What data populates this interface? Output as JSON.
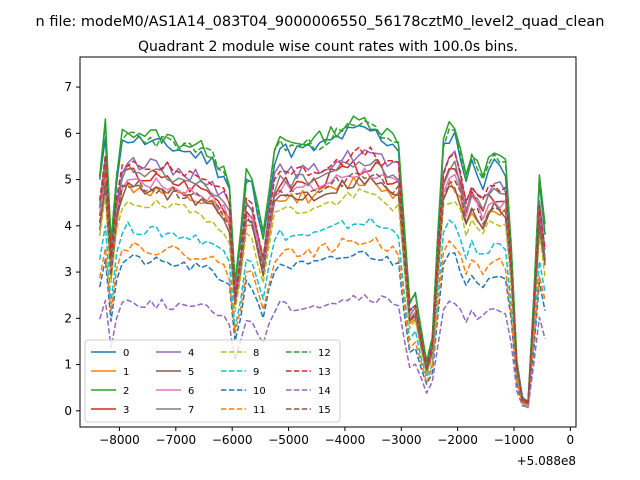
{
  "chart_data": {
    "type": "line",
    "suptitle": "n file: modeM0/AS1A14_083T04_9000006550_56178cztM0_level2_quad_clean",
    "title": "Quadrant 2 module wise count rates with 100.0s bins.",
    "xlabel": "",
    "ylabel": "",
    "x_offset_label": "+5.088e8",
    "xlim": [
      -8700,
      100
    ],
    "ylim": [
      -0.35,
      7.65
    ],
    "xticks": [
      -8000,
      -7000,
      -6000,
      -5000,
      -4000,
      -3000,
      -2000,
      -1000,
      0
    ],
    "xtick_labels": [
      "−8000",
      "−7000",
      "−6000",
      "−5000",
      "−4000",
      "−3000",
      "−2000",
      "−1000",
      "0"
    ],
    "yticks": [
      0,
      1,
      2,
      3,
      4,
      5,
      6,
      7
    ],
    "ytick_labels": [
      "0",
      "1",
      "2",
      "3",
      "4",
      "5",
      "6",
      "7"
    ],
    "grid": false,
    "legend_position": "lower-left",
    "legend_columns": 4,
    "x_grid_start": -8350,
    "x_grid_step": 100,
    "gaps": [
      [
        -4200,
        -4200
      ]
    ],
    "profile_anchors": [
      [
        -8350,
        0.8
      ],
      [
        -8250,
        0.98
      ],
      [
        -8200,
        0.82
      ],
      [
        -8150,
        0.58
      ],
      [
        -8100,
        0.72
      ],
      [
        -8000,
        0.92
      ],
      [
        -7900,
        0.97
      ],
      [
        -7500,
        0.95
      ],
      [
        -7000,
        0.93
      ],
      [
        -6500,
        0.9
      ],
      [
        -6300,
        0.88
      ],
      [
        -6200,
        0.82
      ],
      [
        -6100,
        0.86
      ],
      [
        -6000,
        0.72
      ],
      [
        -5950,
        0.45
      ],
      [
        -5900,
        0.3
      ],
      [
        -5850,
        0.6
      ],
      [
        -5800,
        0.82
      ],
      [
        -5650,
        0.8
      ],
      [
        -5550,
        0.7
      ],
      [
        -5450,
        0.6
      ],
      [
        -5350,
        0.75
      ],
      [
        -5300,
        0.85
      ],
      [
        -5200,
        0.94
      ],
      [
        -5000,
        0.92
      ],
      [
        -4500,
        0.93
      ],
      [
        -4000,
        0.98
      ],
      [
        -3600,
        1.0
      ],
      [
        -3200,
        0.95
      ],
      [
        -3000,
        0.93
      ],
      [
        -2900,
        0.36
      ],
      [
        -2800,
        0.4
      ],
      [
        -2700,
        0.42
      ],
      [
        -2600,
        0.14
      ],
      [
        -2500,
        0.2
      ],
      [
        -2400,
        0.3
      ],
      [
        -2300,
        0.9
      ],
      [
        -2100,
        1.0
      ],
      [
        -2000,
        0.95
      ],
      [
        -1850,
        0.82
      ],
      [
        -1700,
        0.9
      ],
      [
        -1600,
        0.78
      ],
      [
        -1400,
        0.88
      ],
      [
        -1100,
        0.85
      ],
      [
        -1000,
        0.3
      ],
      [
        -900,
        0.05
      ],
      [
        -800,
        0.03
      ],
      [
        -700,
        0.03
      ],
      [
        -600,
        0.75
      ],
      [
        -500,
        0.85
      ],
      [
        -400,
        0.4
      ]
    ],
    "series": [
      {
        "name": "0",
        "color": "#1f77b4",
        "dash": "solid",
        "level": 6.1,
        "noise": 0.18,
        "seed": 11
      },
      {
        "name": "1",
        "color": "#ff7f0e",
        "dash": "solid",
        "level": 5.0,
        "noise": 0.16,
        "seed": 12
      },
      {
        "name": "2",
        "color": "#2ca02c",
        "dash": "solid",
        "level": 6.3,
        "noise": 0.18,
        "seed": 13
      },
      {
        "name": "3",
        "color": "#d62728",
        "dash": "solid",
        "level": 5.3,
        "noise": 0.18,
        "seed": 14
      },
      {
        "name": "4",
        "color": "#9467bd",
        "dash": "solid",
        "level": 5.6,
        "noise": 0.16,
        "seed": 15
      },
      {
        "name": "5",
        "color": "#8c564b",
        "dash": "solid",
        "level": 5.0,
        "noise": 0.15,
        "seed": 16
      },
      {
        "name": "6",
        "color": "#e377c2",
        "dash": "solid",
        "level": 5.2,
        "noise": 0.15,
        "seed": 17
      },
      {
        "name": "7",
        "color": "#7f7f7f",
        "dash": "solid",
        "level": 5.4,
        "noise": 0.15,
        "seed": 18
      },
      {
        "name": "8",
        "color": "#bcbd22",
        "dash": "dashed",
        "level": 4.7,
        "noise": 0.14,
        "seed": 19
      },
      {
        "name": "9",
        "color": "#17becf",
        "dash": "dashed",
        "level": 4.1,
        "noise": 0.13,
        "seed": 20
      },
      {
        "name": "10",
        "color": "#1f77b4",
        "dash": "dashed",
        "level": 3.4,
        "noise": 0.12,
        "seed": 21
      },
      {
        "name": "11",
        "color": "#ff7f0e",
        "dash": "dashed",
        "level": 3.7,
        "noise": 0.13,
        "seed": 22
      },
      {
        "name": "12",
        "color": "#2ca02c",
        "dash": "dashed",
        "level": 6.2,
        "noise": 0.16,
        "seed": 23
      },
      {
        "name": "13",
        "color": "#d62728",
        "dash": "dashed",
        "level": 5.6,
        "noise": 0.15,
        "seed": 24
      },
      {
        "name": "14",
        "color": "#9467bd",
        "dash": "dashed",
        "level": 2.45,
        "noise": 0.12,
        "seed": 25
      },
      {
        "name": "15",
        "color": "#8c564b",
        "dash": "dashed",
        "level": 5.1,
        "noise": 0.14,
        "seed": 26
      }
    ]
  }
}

WORK TO COMPLETE: Generate a word-for-word copy of the preceding records, excluding all pictures.

FINISHED TASK:
What data populates this interface? Output as JSON.
{
  "chart_data": {
    "type": "line",
    "suptitle": "n file: modeM0/AS1A14_083T04_9000006550_56178cztM0_level2_quad_clean",
    "title": "Quadrant 2 module wise count rates with 100.0s bins.",
    "xlabel": "",
    "ylabel": "",
    "x_offset_label": "+5.088e8",
    "xlim": [
      -8700,
      100
    ],
    "ylim": [
      -0.35,
      7.65
    ],
    "xticks": [
      -8000,
      -7000,
      -6000,
      -5000,
      -4000,
      -3000,
      -2000,
      -1000,
      0
    ],
    "xtick_labels": [
      "−8000",
      "−7000",
      "−6000",
      "−5000",
      "−4000",
      "−3000",
      "−2000",
      "−1000",
      "0"
    ],
    "yticks": [
      0,
      1,
      2,
      3,
      4,
      5,
      6,
      7
    ],
    "ytick_labels": [
      "0",
      "1",
      "2",
      "3",
      "4",
      "5",
      "6",
      "7"
    ],
    "grid": false,
    "legend_position": "lower-left",
    "legend_columns": 4,
    "x_grid_start": -8350,
    "x_grid_step": 100,
    "gaps": [
      [
        -4200,
        -4200
      ]
    ],
    "profile_anchors": [
      [
        -8350,
        0.8
      ],
      [
        -8250,
        0.98
      ],
      [
        -8200,
        0.82
      ],
      [
        -8150,
        0.58
      ],
      [
        -8100,
        0.72
      ],
      [
        -8000,
        0.92
      ],
      [
        -7900,
        0.97
      ],
      [
        -7500,
        0.95
      ],
      [
        -7000,
        0.93
      ],
      [
        -6500,
        0.9
      ],
      [
        -6300,
        0.88
      ],
      [
        -6200,
        0.82
      ],
      [
        -6100,
        0.86
      ],
      [
        -6000,
        0.72
      ],
      [
        -5950,
        0.45
      ],
      [
        -5900,
        0.3
      ],
      [
        -5850,
        0.6
      ],
      [
        -5800,
        0.82
      ],
      [
        -5650,
        0.8
      ],
      [
        -5550,
        0.7
      ],
      [
        -5450,
        0.6
      ],
      [
        -5350,
        0.75
      ],
      [
        -5300,
        0.85
      ],
      [
        -5200,
        0.94
      ],
      [
        -5000,
        0.92
      ],
      [
        -4500,
        0.93
      ],
      [
        -4000,
        0.98
      ],
      [
        -3600,
        1.0
      ],
      [
        -3200,
        0.95
      ],
      [
        -3000,
        0.93
      ],
      [
        -2900,
        0.36
      ],
      [
        -2800,
        0.4
      ],
      [
        -2700,
        0.42
      ],
      [
        -2600,
        0.14
      ],
      [
        -2500,
        0.2
      ],
      [
        -2400,
        0.3
      ],
      [
        -2300,
        0.9
      ],
      [
        -2100,
        1.0
      ],
      [
        -2000,
        0.95
      ],
      [
        -1850,
        0.82
      ],
      [
        -1700,
        0.9
      ],
      [
        -1600,
        0.78
      ],
      [
        -1400,
        0.88
      ],
      [
        -1100,
        0.85
      ],
      [
        -1000,
        0.3
      ],
      [
        -900,
        0.05
      ],
      [
        -800,
        0.03
      ],
      [
        -700,
        0.03
      ],
      [
        -600,
        0.75
      ],
      [
        -500,
        0.85
      ],
      [
        -400,
        0.4
      ]
    ],
    "series": [
      {
        "name": "0",
        "color": "#1f77b4",
        "dash": "solid",
        "level": 6.1,
        "noise": 0.18,
        "seed": 11
      },
      {
        "name": "1",
        "color": "#ff7f0e",
        "dash": "solid",
        "level": 5.0,
        "noise": 0.16,
        "seed": 12
      },
      {
        "name": "2",
        "color": "#2ca02c",
        "dash": "solid",
        "level": 6.3,
        "noise": 0.18,
        "seed": 13
      },
      {
        "name": "3",
        "color": "#d62728",
        "dash": "solid",
        "level": 5.3,
        "noise": 0.18,
        "seed": 14
      },
      {
        "name": "4",
        "color": "#9467bd",
        "dash": "solid",
        "level": 5.6,
        "noise": 0.16,
        "seed": 15
      },
      {
        "name": "5",
        "color": "#8c564b",
        "dash": "solid",
        "level": 5.0,
        "noise": 0.15,
        "seed": 16
      },
      {
        "name": "6",
        "color": "#e377c2",
        "dash": "solid",
        "level": 5.2,
        "noise": 0.15,
        "seed": 17
      },
      {
        "name": "7",
        "color": "#7f7f7f",
        "dash": "solid",
        "level": 5.4,
        "noise": 0.15,
        "seed": 18
      },
      {
        "name": "8",
        "color": "#bcbd22",
        "dash": "dashed",
        "level": 4.7,
        "noise": 0.14,
        "seed": 19
      },
      {
        "name": "9",
        "color": "#17becf",
        "dash": "dashed",
        "level": 4.1,
        "noise": 0.13,
        "seed": 20
      },
      {
        "name": "10",
        "color": "#1f77b4",
        "dash": "dashed",
        "level": 3.4,
        "noise": 0.12,
        "seed": 21
      },
      {
        "name": "11",
        "color": "#ff7f0e",
        "dash": "dashed",
        "level": 3.7,
        "noise": 0.13,
        "seed": 22
      },
      {
        "name": "12",
        "color": "#2ca02c",
        "dash": "dashed",
        "level": 6.2,
        "noise": 0.16,
        "seed": 23
      },
      {
        "name": "13",
        "color": "#d62728",
        "dash": "dashed",
        "level": 5.6,
        "noise": 0.15,
        "seed": 24
      },
      {
        "name": "14",
        "color": "#9467bd",
        "dash": "dashed",
        "level": 2.45,
        "noise": 0.12,
        "seed": 25
      },
      {
        "name": "15",
        "color": "#8c564b",
        "dash": "dashed",
        "level": 5.1,
        "noise": 0.14,
        "seed": 26
      }
    ]
  }
}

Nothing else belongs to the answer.